■ **TASK STATEMENT**: Report every line in the listing below where the string "звена" shows up.

■ **Stored records**:
■ ■ ■

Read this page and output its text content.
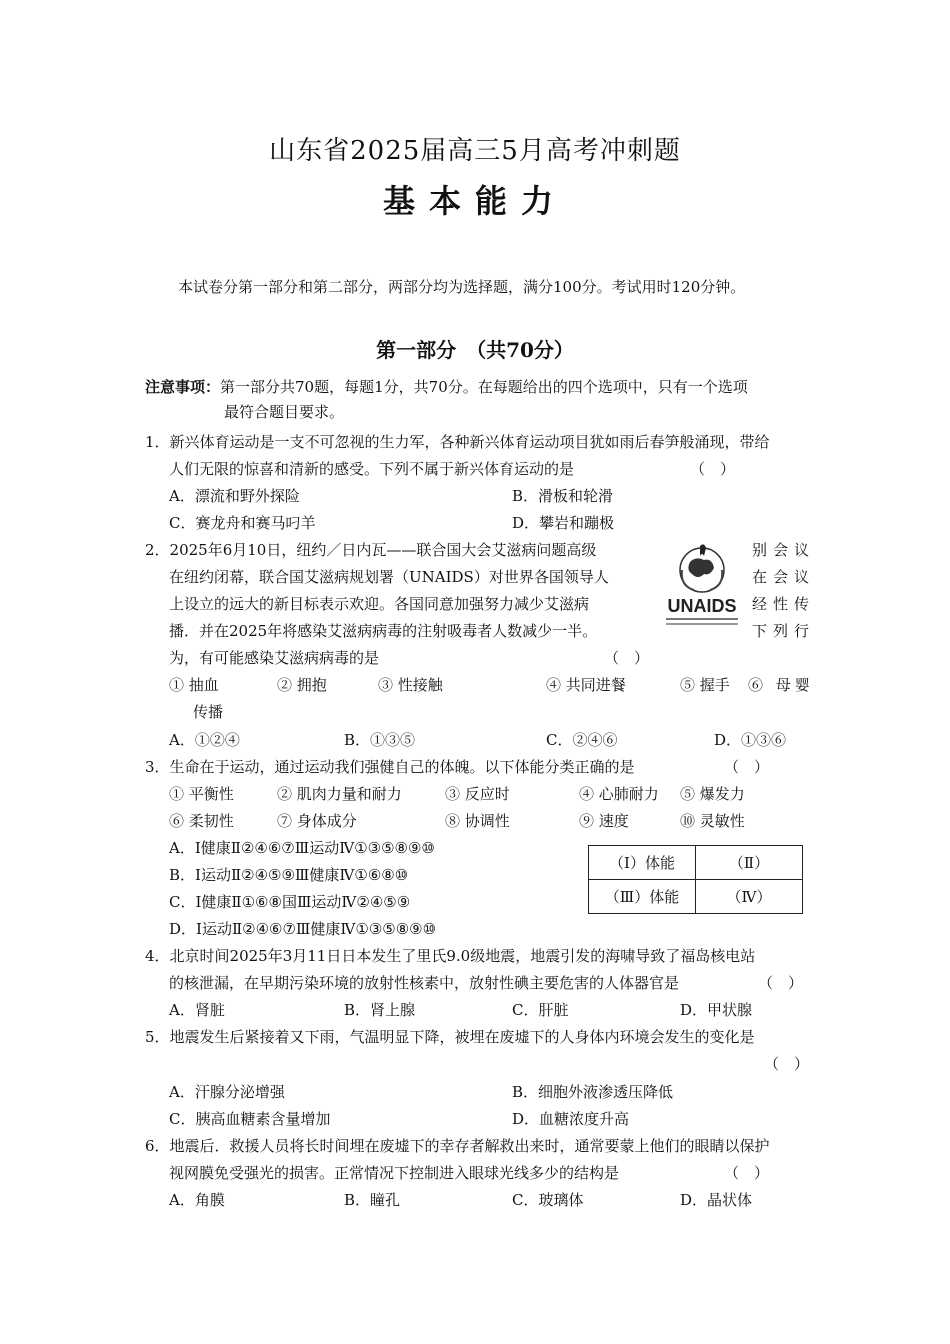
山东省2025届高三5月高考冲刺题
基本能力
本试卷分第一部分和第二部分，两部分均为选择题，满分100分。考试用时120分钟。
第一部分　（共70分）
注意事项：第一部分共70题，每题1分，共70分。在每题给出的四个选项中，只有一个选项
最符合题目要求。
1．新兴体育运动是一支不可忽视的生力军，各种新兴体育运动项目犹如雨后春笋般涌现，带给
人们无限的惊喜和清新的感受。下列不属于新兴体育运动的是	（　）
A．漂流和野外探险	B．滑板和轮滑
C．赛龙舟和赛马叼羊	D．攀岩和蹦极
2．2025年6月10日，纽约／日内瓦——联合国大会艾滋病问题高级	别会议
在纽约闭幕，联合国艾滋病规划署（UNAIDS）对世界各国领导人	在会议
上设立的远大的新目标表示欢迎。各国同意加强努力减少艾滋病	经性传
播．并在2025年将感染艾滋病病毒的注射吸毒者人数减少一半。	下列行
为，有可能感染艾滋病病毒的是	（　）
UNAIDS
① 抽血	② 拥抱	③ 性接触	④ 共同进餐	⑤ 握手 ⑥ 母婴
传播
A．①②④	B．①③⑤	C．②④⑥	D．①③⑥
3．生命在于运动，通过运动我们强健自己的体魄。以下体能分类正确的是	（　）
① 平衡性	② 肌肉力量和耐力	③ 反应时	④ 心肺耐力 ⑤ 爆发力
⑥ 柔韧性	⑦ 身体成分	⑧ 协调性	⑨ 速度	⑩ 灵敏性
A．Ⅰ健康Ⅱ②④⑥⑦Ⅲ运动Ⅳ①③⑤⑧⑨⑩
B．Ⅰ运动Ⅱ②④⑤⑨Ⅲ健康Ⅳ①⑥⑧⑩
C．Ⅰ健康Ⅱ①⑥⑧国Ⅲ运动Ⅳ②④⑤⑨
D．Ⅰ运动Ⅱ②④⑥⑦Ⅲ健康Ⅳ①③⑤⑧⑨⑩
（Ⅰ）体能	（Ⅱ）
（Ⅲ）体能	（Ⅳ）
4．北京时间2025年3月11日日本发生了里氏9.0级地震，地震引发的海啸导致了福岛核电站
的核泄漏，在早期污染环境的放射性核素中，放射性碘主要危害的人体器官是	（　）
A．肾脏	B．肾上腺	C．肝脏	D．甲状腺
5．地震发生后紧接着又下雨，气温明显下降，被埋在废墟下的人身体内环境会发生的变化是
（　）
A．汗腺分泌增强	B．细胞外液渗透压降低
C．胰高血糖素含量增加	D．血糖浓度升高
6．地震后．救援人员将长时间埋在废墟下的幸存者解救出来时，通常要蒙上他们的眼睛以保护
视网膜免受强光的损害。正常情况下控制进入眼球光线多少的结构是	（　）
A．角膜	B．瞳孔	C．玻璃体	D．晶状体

■ ■ ■

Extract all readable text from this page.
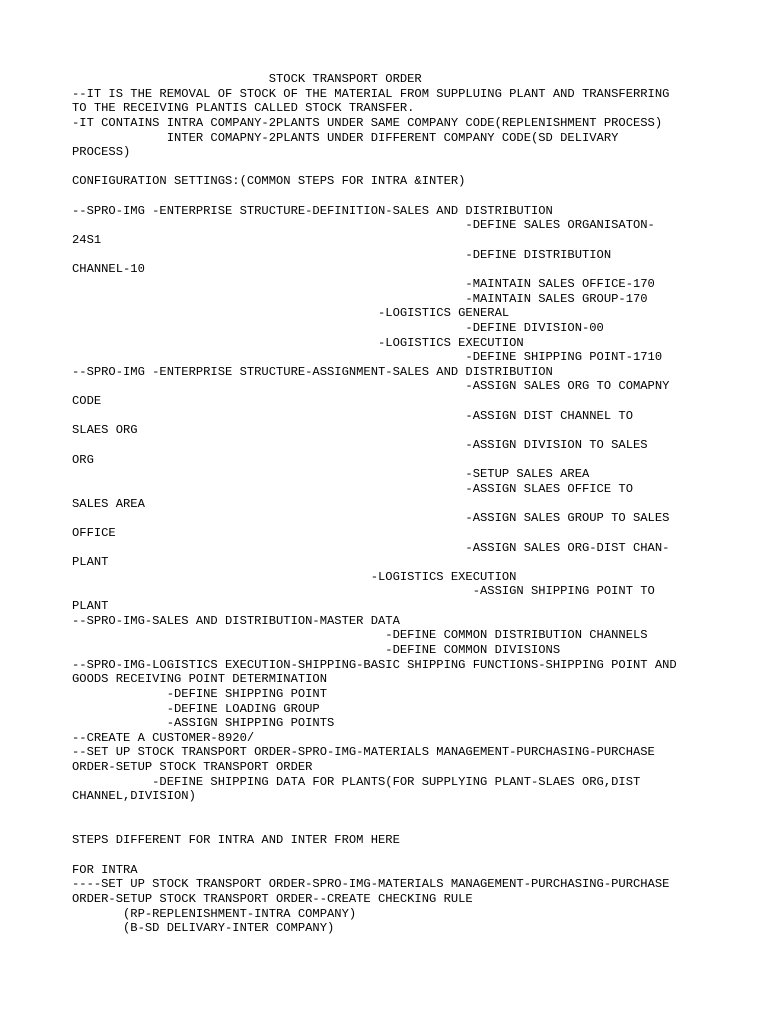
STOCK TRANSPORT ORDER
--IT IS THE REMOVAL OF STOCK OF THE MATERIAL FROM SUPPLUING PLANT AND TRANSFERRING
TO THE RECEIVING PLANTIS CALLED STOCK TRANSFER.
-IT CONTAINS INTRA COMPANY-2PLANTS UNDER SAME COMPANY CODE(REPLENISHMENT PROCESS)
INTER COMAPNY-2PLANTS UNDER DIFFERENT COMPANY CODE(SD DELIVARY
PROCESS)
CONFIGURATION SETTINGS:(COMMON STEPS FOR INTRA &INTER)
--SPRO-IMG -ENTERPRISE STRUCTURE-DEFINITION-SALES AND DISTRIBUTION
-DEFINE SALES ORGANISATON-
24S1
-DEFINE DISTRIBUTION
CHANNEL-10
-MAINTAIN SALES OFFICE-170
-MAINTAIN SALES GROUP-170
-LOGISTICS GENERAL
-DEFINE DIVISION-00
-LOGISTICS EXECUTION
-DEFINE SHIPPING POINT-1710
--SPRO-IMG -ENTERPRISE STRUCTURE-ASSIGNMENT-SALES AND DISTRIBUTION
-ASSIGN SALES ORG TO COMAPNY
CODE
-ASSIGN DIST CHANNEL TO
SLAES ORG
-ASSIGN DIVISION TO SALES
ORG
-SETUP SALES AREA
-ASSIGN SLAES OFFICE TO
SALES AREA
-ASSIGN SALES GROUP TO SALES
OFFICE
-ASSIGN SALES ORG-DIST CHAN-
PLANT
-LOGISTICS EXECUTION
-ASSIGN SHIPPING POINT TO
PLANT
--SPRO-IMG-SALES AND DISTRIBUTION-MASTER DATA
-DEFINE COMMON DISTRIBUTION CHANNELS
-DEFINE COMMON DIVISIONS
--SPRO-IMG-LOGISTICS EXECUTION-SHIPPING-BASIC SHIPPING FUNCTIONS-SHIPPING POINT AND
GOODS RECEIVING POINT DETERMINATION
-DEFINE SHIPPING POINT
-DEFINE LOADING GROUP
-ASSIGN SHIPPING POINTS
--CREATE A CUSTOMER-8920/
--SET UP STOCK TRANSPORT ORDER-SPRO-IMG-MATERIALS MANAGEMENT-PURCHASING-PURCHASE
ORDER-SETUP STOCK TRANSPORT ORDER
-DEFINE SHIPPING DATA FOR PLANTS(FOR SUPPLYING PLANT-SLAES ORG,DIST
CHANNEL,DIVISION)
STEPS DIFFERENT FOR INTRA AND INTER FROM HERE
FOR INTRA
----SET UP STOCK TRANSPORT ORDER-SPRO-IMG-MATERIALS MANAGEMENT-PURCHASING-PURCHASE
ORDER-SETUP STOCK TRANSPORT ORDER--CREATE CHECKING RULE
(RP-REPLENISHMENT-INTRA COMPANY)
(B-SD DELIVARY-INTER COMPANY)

■ ■ ■

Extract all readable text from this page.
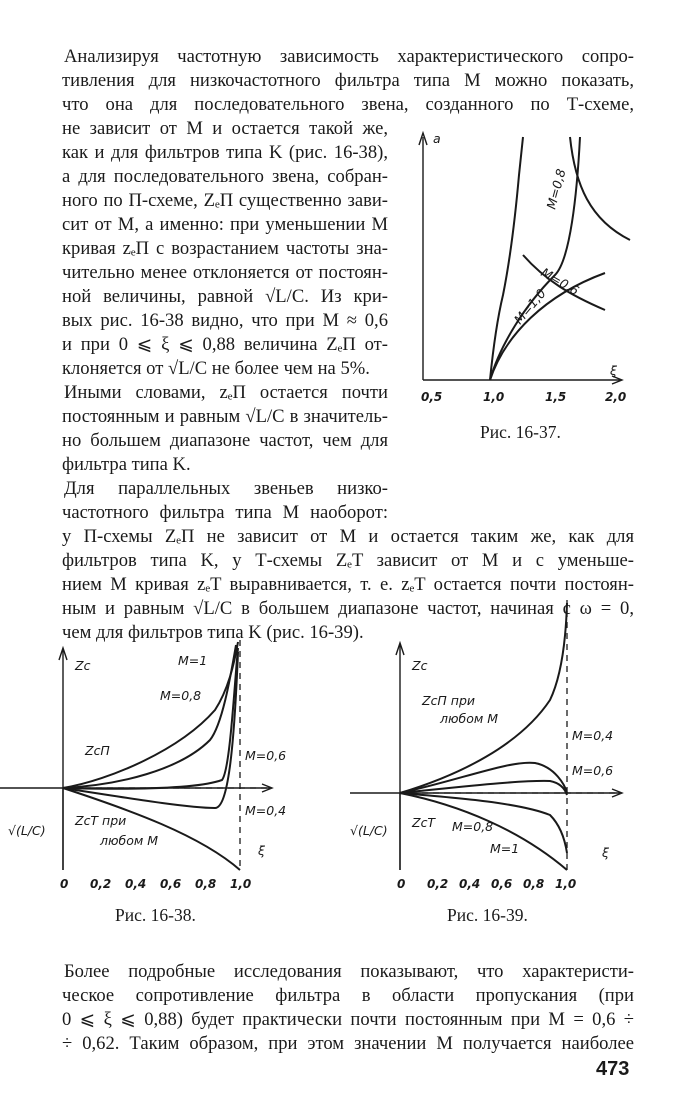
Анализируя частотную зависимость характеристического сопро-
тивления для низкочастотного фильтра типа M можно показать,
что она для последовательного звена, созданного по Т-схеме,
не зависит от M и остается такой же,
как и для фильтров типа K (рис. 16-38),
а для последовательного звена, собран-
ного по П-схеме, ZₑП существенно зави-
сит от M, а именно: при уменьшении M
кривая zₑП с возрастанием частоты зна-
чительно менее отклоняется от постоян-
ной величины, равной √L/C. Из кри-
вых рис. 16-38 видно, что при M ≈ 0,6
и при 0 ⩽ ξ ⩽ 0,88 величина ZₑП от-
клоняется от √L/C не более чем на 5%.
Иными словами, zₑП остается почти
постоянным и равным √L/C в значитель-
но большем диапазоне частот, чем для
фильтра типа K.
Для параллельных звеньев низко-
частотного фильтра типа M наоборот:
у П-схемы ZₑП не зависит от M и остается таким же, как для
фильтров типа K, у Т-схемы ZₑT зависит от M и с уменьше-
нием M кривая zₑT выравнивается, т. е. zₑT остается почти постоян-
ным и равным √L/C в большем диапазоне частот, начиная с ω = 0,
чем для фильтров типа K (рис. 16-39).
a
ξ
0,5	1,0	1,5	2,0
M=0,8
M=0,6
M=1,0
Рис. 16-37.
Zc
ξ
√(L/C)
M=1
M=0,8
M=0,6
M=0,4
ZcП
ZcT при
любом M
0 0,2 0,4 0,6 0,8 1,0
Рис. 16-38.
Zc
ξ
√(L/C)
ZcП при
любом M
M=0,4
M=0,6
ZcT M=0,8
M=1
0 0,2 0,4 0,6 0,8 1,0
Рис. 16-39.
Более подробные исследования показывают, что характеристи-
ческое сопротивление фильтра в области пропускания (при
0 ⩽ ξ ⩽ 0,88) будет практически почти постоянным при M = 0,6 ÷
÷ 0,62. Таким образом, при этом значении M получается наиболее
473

■ ■ ■

■ **CORRECT RESULT**:
что она для последовательного звена, созданного по Т-схеме,
а для последовательного звена, собран-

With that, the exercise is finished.